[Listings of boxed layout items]

• • • • • • •

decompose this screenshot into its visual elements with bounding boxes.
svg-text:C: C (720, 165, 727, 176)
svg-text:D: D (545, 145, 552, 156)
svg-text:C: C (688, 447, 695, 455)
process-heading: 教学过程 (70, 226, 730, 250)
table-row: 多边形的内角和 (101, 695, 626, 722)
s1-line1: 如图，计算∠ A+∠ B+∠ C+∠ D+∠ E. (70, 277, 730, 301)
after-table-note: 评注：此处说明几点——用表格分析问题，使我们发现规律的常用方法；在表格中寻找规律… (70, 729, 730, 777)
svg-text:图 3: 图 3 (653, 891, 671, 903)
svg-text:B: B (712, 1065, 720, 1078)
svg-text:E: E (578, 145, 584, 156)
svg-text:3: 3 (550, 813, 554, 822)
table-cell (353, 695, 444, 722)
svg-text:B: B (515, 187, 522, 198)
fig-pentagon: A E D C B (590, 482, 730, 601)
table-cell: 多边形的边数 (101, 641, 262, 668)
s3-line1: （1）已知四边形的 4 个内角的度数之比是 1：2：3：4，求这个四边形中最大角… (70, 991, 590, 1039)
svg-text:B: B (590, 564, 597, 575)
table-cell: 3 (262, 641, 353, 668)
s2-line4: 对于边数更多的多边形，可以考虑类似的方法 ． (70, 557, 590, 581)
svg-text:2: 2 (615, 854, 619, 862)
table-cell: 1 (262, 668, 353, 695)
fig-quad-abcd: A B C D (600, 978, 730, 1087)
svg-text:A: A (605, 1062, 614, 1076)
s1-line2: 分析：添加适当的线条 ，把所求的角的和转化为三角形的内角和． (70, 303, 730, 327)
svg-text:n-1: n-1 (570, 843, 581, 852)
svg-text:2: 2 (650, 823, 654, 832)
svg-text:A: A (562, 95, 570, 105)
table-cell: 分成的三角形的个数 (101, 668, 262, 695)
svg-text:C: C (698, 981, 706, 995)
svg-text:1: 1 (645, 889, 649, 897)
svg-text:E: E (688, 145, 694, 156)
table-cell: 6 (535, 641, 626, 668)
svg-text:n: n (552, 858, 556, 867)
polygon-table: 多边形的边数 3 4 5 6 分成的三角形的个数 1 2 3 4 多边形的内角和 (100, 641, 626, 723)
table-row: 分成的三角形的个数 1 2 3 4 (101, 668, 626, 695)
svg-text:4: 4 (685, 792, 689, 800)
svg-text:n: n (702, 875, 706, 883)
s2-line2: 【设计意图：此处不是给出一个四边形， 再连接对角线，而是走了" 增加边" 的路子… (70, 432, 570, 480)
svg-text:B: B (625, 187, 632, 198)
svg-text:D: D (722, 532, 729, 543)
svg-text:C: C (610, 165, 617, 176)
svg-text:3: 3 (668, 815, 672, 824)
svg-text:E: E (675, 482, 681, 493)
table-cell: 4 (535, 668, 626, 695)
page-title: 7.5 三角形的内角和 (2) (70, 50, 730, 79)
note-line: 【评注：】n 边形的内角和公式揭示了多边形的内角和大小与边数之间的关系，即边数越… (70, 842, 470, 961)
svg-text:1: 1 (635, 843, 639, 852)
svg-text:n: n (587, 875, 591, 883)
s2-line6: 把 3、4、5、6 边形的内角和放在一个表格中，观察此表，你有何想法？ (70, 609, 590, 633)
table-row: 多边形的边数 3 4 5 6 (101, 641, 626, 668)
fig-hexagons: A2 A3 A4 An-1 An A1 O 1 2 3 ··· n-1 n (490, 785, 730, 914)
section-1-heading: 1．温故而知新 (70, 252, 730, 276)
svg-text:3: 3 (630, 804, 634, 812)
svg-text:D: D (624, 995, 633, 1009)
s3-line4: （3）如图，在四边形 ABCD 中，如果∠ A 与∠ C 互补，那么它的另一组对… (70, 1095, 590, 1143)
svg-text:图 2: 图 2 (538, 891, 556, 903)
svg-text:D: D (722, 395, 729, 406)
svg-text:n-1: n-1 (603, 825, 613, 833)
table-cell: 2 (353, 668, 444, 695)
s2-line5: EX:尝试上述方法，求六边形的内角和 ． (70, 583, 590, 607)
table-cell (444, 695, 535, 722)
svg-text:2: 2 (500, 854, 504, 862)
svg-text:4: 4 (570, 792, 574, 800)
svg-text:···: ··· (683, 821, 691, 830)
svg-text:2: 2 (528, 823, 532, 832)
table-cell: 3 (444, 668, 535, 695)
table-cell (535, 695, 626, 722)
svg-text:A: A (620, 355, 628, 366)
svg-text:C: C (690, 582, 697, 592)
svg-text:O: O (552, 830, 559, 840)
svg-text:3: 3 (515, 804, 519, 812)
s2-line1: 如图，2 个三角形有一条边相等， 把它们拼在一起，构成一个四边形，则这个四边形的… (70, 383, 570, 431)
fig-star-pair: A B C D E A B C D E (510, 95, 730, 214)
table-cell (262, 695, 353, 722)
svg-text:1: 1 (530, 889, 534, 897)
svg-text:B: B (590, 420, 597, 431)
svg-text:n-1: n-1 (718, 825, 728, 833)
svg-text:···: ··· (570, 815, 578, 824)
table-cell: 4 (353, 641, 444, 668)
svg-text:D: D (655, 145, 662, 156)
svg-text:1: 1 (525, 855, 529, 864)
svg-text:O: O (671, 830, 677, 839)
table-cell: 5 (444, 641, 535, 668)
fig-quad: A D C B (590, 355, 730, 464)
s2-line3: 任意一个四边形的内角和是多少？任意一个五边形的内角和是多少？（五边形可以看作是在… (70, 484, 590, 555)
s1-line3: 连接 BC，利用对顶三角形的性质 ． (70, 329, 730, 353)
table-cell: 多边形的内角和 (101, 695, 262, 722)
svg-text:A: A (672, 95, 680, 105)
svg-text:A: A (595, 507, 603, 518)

• • • • • • •

PROBLEM TO WORK ON: Can you print every line of the records verbatim, from the very first line through the line containing "s1-line1: 如图，计算∠ A+∠", with that line included?

SOLVED EXERCISE:
decompose this screenshot into its visual elements with bounding boxes.
svg-text:C: C (720, 165, 727, 176)
svg-text:D: D (545, 145, 552, 156)
svg-text:C: C (688, 447, 695, 455)
process-heading: 教学过程 (70, 226, 730, 250)
table-row: 多边形的内角和 (101, 695, 626, 722)
s1-line1: 如图，计算∠ A+∠ B+∠ C+∠ D+∠ E. (70, 277, 730, 301)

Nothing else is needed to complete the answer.